▶ [Written problem]: Your task is to output the data exactly as it stands.

▶ [Task material]:
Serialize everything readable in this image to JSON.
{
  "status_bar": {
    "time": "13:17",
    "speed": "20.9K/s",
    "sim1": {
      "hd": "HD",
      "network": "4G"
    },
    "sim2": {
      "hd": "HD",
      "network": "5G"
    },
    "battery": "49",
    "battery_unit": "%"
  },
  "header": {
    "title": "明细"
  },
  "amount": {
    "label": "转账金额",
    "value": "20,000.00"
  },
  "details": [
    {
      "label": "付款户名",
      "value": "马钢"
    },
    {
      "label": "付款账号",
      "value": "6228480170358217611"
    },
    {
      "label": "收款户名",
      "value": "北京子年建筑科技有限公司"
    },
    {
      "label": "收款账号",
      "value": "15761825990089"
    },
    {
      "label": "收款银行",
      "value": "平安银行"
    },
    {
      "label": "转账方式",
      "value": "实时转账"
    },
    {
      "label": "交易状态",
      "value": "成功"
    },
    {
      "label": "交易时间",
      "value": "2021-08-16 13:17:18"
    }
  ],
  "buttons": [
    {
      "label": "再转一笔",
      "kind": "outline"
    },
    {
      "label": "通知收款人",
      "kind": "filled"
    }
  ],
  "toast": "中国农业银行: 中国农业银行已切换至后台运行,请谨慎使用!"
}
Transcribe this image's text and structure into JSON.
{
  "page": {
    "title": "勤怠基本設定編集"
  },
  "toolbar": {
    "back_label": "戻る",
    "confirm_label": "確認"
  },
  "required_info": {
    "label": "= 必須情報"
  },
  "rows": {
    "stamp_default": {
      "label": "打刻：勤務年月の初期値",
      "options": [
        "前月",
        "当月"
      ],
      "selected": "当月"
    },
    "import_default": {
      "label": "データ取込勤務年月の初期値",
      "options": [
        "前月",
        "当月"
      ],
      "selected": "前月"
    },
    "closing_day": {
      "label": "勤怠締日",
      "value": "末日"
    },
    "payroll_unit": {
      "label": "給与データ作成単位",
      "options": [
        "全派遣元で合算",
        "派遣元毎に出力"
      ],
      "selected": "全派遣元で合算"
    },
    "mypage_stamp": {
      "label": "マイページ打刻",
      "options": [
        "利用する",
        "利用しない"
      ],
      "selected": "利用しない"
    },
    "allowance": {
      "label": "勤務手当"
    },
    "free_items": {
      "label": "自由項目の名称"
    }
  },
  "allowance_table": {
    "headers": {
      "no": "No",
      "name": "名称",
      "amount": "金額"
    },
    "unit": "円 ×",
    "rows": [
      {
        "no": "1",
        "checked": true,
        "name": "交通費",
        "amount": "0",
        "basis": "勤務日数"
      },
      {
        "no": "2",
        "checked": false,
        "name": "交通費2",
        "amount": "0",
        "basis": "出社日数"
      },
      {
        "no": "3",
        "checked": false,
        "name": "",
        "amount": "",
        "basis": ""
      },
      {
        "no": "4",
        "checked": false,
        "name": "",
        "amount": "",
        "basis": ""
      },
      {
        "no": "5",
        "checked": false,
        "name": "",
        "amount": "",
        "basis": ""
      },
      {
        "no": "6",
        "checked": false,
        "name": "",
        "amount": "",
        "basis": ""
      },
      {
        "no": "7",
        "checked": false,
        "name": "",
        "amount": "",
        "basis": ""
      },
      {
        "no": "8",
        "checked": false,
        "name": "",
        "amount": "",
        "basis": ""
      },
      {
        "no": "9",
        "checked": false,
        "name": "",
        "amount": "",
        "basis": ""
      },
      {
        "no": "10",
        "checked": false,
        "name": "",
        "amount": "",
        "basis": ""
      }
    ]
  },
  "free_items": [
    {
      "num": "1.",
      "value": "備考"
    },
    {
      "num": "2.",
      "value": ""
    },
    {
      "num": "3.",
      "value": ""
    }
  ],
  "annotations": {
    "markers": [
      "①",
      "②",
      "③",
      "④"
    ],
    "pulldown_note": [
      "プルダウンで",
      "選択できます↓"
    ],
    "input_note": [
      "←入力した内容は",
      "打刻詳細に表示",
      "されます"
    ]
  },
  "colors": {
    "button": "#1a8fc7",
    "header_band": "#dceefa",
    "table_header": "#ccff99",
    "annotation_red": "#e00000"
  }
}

▶ [Expected answer]:
Serialize everything readable in this image to JSON.
{
  "status_bar": {
    "time": "13:17",
    "speed": "20.9K/s",
    "sim1": {
      "hd": "HD",
      "network": "4G"
    },
    "sim2": {
      "hd": "HD",
      "network": "5G"
    },
    "battery": "49",
    "battery_unit": "%"
  },
  "header": {
    "title": "明细"
  },
  "amount": {
    "label": "转账金额",
    "value": "20,000.00"
  },
  "details": [
    {
      "label": "付款户名",
      "value": "马钢"
    },
    {
      "label": "付款账号",
      "value": "6228480170358217611"
    },
    {
      "label": "收款户名",
      "value": "北京子年建筑科技有限公司"
    },
    {
      "label": "收款账号",
      "value": "15761825990089"
    },
    {
      "label": "收款银行",
      "value": "平安银行"
    },
    {
      "label": "转账方式",
      "value": "实时转账"
    },
    {
      "label": "交易状态",
      "value": "成功"
    },
    {
      "label": "交易时间",
      "value": "2021-08-16 13:17:18"
    }
  ],
  "buttons": [
    {
      "label": "再转一笔",
      "kind": "outline"
    },
    {
      "label": "通知收款人",
      "kind": "filled"
    }
  ],
  "toast": "中国农业银行: 中国农业银行已切换至后台运行,请谨慎使用!"
}
Transcribe this image's text and structure into JSON.
{
  "page": {
    "title": "勤怠基本設定編集"
  },
  "toolbar": {
    "back_label": "戻る",
    "confirm_label": "確認"
  },
  "required_info": {
    "label": "= 必須情報"
  },
  "rows": {
    "stamp_default": {
      "label": "打刻：勤務年月の初期値",
      "options": [
        "前月",
        "当月"
      ],
      "selected": "当月"
    },
    "import_default": {
      "label": "データ取込勤務年月の初期値",
      "options": [
        "前月",
        "当月"
      ],
      "selected": "前月"
    },
    "closing_day": {
      "label": "勤怠締日",
      "value": "末日"
    },
    "payroll_unit": {
      "label": "給与データ作成単位",
      "options": [
        "全派遣元で合算",
        "派遣元毎に出力"
      ],
      "selected": "全派遣元で合算"
    },
    "mypage_stamp": {
      "label": "マイページ打刻",
      "options": [
        "利用する",
        "利用しない"
      ],
      "selected": "利用しない"
    },
    "allowance": {
      "label": "勤務手当"
    },
    "free_items": {
      "label": "自由項目の名称"
    }
  },
  "allowance_table": {
    "headers": {
      "no": "No",
      "name": "名称",
      "amount": "金額"
    },
    "unit": "円 ×",
    "rows": [
      {
        "no": "1",
        "checked": true,
        "name": "交通費",
        "amount": "0",
        "basis": "勤務日数"
      },
      {
        "no": "2",
        "checked": false,
        "name": "交通費2",
        "amount": "0",
        "basis": "出社日数"
      },
      {
        "no": "3",
        "checked": false,
        "name": "",
        "amount": "",
        "basis": ""
      },
      {
        "no": "4",
        "checked": false,
        "name": "",
        "amount": "",
        "basis": ""
      },
      {
        "no": "5",
        "checked": false,
        "name": "",
        "amount": "",
        "basis": ""
      },
      {
        "no": "6",
        "checked": false,
        "name": "",
        "amount": "",
        "basis": ""
      },
      {
        "no": "7",
        "checked": false,
        "name": "",
        "amount": "",
        "basis": ""
      },
      {
        "no": "8",
        "checked": false,
        "name": "",
        "amount": "",
        "basis": ""
      },
      {
        "no": "9",
        "checked": false,
        "name": "",
        "amount": "",
        "basis": ""
      },
      {
        "no": "10",
        "checked": false,
        "name": "",
        "amount": "",
        "basis": ""
      }
    ]
  },
  "free_items": [
    {
      "num": "1.",
      "value": "備考"
    },
    {
      "num": "2.",
      "value": ""
    },
    {
      "num": "3.",
      "value": ""
    }
  ],
  "annotations": {
    "markers": [
      "①",
      "②",
      "③",
      "④"
    ],
    "pulldown_note": [
      "プルダウンで",
      "選択できます↓"
    ],
    "input_note": [
      "←入力した内容は",
      "打刻詳細に表示",
      "されます"
    ]
  },
  "colors": {
    "button": "#1a8fc7",
    "header_band": "#dceefa",
    "table_header": "#ccff99",
    "annotation_red": "#e00000"
  }
}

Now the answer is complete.